**Exercise:** Transcribe the lines from the one containing "highlight-box-a [525,93,558,477]" through the one containing "main-x-tick-label: 3650 [55,492,82,506]", including both of those lines.

Region annotation lines
>> start
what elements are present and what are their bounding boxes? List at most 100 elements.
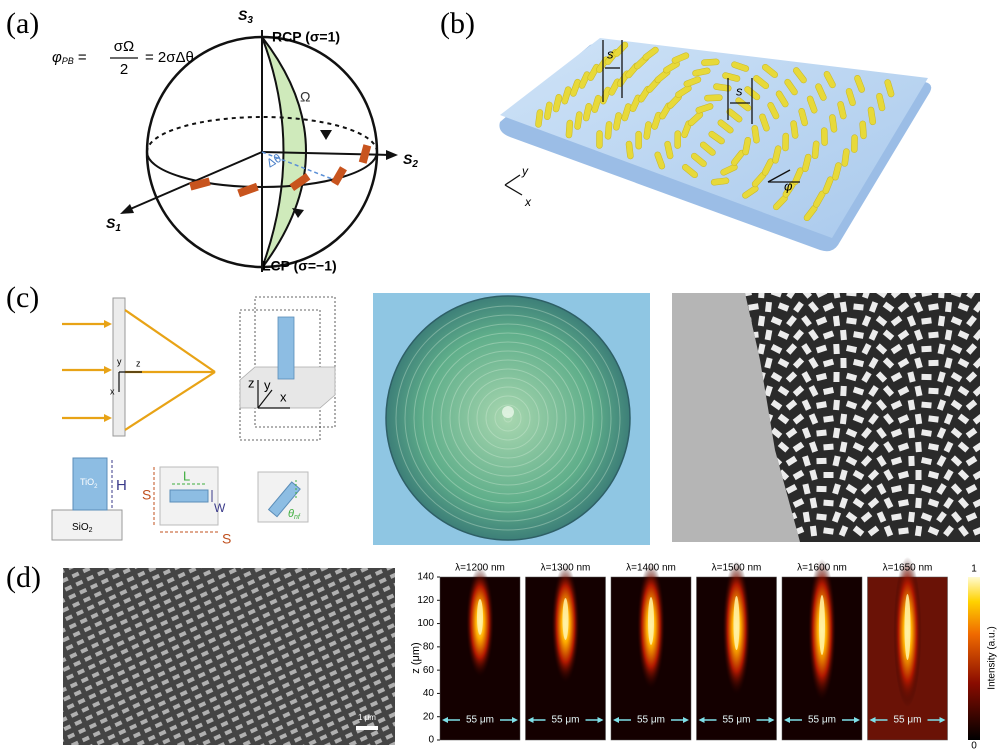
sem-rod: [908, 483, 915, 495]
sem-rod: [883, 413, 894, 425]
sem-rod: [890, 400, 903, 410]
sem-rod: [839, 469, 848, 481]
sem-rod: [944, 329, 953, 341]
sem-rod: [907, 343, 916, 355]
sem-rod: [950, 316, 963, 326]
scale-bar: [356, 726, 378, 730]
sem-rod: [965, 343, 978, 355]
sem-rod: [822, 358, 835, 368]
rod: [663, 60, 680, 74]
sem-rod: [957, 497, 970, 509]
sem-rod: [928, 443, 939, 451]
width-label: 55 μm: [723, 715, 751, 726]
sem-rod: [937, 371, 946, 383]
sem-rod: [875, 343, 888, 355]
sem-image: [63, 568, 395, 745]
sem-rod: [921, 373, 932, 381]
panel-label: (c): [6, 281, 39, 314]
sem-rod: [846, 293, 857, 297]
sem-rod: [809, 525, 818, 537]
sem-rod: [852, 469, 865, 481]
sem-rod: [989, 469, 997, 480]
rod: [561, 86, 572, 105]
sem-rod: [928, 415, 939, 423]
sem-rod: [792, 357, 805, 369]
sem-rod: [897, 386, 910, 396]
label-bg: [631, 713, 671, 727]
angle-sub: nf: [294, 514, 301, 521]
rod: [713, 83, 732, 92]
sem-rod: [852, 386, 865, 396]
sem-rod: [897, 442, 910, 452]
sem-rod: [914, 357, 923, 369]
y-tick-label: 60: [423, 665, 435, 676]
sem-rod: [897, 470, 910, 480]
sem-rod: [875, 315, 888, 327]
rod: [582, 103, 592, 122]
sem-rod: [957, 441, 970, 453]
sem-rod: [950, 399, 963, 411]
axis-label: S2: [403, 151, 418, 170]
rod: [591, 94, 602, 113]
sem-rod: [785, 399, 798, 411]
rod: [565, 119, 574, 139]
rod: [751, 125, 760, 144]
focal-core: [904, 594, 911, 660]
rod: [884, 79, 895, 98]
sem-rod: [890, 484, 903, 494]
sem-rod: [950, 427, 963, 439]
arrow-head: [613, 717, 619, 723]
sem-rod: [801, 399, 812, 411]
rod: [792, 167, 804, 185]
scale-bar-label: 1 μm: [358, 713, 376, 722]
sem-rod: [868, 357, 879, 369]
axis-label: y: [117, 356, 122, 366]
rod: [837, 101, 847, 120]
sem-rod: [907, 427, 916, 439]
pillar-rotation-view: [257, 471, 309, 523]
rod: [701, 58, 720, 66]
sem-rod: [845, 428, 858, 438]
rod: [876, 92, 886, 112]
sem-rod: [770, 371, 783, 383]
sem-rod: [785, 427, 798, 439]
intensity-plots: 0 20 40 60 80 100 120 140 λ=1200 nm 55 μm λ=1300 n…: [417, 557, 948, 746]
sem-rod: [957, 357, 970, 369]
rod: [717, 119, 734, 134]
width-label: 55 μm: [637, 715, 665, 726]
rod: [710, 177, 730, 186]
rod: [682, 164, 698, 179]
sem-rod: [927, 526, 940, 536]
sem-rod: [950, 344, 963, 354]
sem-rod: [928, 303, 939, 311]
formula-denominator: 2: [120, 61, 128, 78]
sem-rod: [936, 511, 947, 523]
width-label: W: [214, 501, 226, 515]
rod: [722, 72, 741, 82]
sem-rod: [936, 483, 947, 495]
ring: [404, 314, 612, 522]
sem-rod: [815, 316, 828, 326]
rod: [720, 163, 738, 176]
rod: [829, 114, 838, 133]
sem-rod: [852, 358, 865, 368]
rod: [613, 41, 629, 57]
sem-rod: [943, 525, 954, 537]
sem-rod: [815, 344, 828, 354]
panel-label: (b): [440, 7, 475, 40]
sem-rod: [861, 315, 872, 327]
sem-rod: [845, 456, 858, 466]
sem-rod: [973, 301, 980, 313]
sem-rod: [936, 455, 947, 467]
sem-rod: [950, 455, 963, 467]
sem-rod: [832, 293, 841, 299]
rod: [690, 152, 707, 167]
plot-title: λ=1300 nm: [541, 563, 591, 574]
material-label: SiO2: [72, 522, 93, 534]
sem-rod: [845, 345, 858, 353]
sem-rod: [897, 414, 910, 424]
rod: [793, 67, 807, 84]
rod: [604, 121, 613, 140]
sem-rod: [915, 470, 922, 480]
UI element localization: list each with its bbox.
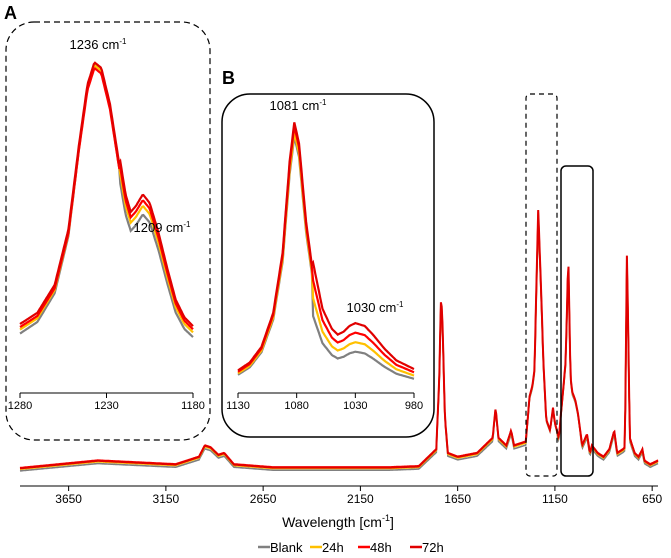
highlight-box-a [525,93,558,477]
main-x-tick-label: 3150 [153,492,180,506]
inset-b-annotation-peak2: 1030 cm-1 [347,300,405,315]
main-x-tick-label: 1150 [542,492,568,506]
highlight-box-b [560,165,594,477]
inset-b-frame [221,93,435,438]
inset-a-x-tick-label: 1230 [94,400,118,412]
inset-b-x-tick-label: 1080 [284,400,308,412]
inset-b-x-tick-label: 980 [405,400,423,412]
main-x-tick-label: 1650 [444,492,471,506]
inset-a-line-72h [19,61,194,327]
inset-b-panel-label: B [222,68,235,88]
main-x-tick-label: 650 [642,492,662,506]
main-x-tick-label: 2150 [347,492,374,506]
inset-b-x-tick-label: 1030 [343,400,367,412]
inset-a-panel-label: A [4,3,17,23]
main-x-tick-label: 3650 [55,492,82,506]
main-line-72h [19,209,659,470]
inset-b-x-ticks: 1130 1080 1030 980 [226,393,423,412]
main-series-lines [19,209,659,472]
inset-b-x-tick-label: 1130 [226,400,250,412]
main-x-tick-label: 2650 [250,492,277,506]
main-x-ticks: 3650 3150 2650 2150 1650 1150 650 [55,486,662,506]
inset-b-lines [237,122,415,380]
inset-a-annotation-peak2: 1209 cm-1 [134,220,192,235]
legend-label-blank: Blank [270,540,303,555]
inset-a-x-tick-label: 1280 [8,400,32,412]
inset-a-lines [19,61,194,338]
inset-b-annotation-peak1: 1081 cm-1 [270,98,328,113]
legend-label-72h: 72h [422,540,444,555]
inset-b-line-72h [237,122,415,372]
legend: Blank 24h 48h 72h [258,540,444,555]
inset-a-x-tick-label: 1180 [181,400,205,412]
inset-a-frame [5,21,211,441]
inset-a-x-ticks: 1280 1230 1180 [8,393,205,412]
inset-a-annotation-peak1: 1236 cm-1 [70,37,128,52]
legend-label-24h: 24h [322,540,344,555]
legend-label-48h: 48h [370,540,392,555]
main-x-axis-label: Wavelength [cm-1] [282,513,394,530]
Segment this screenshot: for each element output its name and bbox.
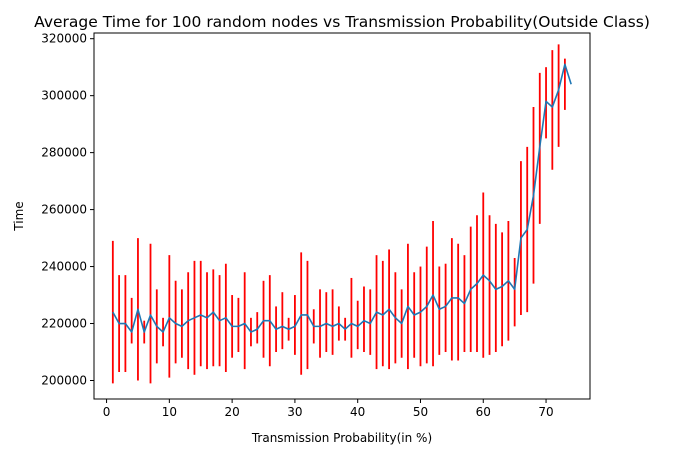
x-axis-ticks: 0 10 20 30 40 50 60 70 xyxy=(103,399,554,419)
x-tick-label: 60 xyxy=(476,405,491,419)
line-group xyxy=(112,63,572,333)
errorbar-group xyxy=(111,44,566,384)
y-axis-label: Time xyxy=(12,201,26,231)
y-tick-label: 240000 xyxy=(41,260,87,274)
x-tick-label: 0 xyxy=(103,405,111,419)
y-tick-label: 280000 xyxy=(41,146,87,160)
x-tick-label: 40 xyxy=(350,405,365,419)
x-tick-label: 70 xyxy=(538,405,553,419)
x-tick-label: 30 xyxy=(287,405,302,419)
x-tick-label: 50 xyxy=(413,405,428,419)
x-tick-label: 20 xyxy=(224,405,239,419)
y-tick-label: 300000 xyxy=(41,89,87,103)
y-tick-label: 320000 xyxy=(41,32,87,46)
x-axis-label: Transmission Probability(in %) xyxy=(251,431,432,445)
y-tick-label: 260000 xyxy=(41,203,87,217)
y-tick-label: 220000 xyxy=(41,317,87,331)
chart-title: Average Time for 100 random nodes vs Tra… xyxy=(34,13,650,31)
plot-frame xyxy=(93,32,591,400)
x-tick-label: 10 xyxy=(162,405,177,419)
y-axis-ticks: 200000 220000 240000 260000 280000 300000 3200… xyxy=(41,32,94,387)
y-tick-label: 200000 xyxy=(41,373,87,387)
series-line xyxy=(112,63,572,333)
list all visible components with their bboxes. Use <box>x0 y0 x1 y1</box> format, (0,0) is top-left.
>> end
**Result:**
highlight-box-a [525,93,558,477]
main-x-tick-label: 3150 [153,492,180,506]
inset-b-annotation-peak2: 1030 cm-1 [347,300,405,315]
main-x-tick-label: 1150 [542,492,568,506]
highlight-box-b [560,165,594,477]
inset-b-frame [221,93,435,438]
inset-a-x-tick-label: 1230 [94,400,118,412]
inset-b-x-tick-label: 1080 [284,400,308,412]
inset-b-x-tick-label: 980 [405,400,423,412]
main-x-tick-label: 1650 [444,492,471,506]
inset-a-line-72h [19,61,194,327]
inset-b-panel-label: B [222,68,235,88]
main-x-tick-label: 650 [642,492,662,506]
main-x-tick-label: 2150 [347,492,374,506]
inset-b-x-tick-label: 1030 [343,400,367,412]
inset-a-panel-label: A [4,3,17,23]
main-x-tick-label: 3650 [55,492,82,506]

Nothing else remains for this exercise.